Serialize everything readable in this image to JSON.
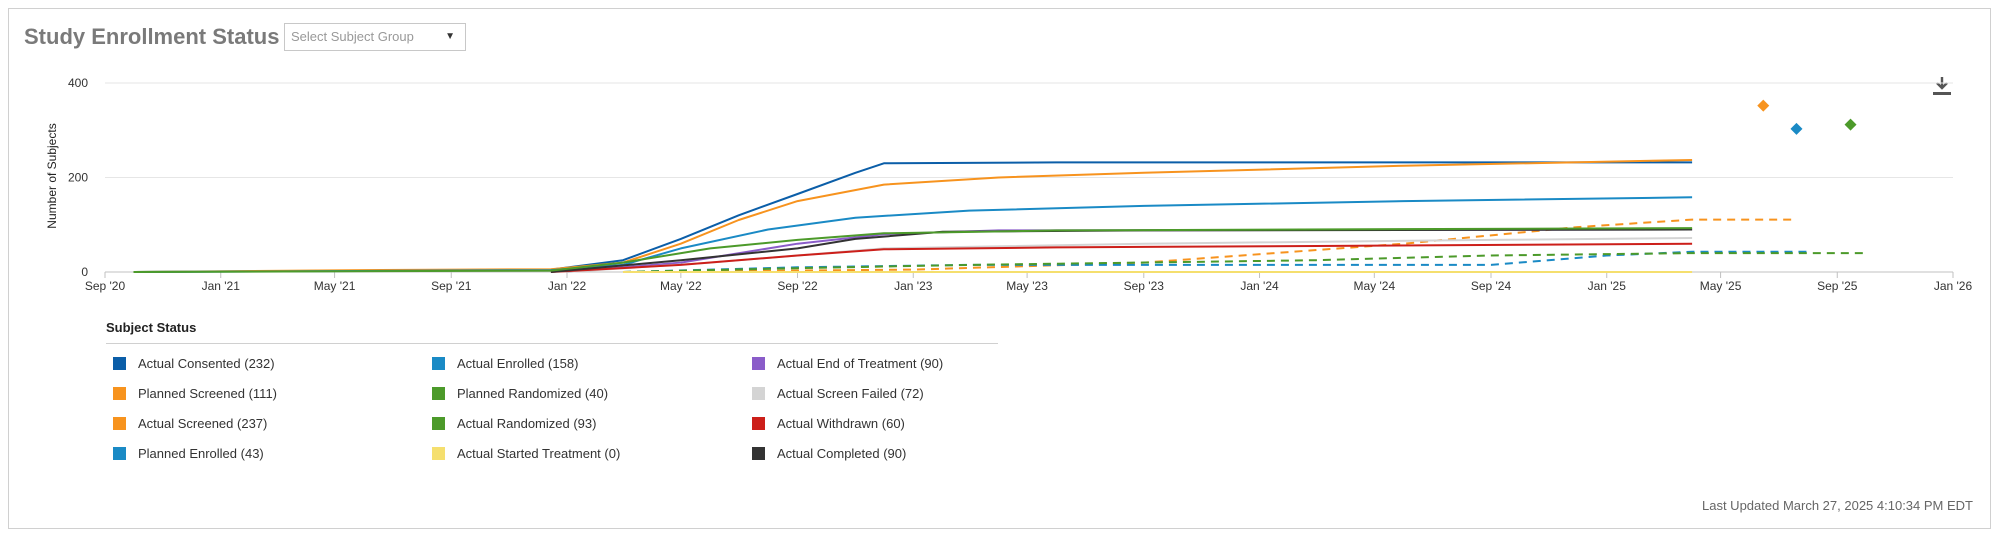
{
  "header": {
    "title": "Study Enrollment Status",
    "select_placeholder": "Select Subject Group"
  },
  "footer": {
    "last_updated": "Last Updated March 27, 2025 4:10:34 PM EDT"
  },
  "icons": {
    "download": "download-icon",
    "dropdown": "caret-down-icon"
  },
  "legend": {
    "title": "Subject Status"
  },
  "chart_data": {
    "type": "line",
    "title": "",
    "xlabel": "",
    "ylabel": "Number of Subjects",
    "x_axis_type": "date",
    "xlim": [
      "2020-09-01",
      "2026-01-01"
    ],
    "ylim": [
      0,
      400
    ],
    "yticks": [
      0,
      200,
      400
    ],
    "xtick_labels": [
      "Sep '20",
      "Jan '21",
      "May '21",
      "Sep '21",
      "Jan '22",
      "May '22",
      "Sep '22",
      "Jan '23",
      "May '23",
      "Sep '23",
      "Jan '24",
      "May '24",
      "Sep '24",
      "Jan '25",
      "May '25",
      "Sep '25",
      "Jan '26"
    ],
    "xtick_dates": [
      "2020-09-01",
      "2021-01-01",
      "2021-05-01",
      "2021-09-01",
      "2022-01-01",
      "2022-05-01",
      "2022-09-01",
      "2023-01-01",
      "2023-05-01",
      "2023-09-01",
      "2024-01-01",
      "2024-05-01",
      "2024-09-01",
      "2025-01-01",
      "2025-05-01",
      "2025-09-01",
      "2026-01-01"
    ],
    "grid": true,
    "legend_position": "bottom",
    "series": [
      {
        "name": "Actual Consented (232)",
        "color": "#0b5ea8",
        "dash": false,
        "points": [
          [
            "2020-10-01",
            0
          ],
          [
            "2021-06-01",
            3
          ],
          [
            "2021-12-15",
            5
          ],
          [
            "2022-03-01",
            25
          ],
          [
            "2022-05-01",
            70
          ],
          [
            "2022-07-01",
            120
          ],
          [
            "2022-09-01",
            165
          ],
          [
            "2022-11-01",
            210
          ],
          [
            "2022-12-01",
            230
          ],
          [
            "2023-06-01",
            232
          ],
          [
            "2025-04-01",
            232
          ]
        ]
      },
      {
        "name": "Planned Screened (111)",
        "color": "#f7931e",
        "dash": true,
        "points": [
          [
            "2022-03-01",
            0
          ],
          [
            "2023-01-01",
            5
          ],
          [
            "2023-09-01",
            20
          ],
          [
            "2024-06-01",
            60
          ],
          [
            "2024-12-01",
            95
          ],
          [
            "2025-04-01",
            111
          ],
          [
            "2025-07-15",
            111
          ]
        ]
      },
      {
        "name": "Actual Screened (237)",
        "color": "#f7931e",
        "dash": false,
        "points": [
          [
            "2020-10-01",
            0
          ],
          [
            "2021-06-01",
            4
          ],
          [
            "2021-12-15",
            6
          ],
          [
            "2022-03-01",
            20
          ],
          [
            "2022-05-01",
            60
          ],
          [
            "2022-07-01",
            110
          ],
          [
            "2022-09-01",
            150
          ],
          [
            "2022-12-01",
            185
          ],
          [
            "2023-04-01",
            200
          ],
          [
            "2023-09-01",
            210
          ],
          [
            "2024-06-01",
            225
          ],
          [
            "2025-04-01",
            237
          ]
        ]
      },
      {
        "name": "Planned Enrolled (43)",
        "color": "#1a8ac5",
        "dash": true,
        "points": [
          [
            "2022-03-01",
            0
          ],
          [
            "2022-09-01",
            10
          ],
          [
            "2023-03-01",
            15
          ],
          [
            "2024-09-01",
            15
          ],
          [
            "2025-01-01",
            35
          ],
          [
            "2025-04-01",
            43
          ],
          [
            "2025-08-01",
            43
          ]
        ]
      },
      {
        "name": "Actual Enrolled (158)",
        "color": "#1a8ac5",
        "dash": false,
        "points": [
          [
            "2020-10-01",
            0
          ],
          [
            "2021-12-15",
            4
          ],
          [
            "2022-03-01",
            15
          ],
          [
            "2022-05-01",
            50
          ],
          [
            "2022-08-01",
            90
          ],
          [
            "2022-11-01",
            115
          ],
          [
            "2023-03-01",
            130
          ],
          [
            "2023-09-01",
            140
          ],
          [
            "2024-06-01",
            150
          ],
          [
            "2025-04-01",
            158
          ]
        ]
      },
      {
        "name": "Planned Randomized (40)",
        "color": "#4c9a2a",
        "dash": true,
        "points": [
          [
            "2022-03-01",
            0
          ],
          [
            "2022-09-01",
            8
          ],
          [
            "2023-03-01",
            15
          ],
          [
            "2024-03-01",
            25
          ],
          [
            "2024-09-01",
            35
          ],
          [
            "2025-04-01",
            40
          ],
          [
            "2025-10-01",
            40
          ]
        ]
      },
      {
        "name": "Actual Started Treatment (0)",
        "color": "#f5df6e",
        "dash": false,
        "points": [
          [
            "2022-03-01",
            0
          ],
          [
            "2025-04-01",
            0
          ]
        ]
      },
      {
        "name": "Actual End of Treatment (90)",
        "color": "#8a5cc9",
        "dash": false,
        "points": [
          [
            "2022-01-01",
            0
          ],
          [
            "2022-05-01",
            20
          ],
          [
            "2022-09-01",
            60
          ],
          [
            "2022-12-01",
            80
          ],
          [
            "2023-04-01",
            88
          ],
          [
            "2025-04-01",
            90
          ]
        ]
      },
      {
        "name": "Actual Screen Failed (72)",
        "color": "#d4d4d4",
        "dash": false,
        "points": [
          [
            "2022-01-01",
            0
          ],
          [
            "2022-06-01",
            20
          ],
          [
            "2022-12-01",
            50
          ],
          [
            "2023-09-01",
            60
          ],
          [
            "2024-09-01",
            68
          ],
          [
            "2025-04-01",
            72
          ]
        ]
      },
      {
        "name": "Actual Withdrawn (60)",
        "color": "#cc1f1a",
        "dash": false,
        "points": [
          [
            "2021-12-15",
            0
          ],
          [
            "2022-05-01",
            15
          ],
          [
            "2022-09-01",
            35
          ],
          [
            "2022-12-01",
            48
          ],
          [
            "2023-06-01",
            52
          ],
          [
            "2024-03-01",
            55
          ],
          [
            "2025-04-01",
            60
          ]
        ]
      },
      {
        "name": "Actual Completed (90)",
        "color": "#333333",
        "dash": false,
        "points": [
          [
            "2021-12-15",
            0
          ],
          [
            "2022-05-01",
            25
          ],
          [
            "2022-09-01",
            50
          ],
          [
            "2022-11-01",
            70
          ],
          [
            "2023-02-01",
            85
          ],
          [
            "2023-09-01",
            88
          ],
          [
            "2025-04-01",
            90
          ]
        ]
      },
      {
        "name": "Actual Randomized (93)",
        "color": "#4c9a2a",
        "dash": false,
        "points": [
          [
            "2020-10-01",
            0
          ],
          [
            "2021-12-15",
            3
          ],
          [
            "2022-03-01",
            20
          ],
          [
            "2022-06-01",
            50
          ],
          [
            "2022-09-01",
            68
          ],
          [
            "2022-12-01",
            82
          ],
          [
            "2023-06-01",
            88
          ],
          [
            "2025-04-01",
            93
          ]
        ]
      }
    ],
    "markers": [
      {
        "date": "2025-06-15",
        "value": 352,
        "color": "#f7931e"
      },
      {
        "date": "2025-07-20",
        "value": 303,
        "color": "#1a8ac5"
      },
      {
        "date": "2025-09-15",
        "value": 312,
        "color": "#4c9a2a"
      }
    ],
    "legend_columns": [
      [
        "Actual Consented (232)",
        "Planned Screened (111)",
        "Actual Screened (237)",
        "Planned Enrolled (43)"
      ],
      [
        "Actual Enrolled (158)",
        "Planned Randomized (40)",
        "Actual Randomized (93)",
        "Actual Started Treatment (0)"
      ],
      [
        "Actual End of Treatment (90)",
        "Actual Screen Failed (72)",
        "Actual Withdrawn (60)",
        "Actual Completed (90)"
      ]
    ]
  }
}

[Written problem] Identify all lines where the word "Completed" shows up. Copy them.

[The output]
        "name": "Actual Completed (90)",
        "Actual Completed (90)"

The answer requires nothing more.